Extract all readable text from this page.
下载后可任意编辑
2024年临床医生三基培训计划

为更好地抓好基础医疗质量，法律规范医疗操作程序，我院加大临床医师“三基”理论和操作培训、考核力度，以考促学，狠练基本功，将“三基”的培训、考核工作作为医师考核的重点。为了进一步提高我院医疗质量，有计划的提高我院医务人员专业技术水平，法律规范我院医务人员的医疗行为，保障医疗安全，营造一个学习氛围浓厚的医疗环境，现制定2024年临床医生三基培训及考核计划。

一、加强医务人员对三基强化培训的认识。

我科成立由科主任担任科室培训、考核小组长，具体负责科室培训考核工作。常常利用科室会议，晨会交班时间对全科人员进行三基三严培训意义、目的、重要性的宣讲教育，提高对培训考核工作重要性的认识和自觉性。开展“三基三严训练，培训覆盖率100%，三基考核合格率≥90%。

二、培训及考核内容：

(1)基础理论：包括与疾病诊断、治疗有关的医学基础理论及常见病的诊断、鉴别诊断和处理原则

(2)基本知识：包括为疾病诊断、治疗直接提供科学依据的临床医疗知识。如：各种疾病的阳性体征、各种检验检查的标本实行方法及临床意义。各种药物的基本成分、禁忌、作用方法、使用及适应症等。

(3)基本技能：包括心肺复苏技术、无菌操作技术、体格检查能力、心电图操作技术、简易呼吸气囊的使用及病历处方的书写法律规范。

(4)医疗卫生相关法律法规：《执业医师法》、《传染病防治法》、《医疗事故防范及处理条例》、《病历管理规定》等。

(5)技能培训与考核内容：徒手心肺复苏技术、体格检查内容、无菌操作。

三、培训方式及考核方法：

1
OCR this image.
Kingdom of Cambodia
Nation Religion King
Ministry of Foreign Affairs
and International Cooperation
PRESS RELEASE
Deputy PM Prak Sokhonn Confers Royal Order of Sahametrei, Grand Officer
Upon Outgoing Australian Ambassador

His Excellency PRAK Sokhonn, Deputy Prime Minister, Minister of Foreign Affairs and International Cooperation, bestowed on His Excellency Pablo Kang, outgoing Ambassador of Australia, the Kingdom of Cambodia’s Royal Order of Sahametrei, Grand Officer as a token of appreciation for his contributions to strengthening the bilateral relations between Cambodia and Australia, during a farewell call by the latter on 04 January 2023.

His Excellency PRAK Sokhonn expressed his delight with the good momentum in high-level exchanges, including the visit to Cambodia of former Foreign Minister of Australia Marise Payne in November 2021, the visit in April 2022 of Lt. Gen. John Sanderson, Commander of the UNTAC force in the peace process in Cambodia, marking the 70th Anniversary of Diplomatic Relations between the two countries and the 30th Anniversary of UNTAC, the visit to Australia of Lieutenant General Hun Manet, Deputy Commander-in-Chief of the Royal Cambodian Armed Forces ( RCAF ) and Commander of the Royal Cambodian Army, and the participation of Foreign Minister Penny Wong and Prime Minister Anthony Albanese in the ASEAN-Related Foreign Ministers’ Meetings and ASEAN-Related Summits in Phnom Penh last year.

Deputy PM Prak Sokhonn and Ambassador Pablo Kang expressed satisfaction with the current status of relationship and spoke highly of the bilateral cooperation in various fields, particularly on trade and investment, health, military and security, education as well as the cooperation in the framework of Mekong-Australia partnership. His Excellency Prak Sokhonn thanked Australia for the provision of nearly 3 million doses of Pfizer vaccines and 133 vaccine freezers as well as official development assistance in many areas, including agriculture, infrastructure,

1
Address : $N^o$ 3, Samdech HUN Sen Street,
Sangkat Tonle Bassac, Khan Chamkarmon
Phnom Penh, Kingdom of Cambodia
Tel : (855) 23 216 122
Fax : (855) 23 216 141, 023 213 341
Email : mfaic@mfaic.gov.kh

» **TASK STATEMENT**:
From the entries above, select each line containing the string "Kingdom".

» **RESPONSE**:
Kingdom of Cambodia
His Excellency PRAK Sokhonn, Deputy Prime Minister, Minister of Foreign Affairs and International Cooperation, bestowed on His Excellency Pablo Kang, outgoing Ambassador of Australia, the Kingdom of Cambodia’s Royal Order of Sahametrei, Grand Officer as a token of appreciation for his contributions to strengthening the bilateral relations between Cambodia and Australia, during a farewell call by the latter on 04 January 2023.
Phnom Penh, Kingdom of Cambodia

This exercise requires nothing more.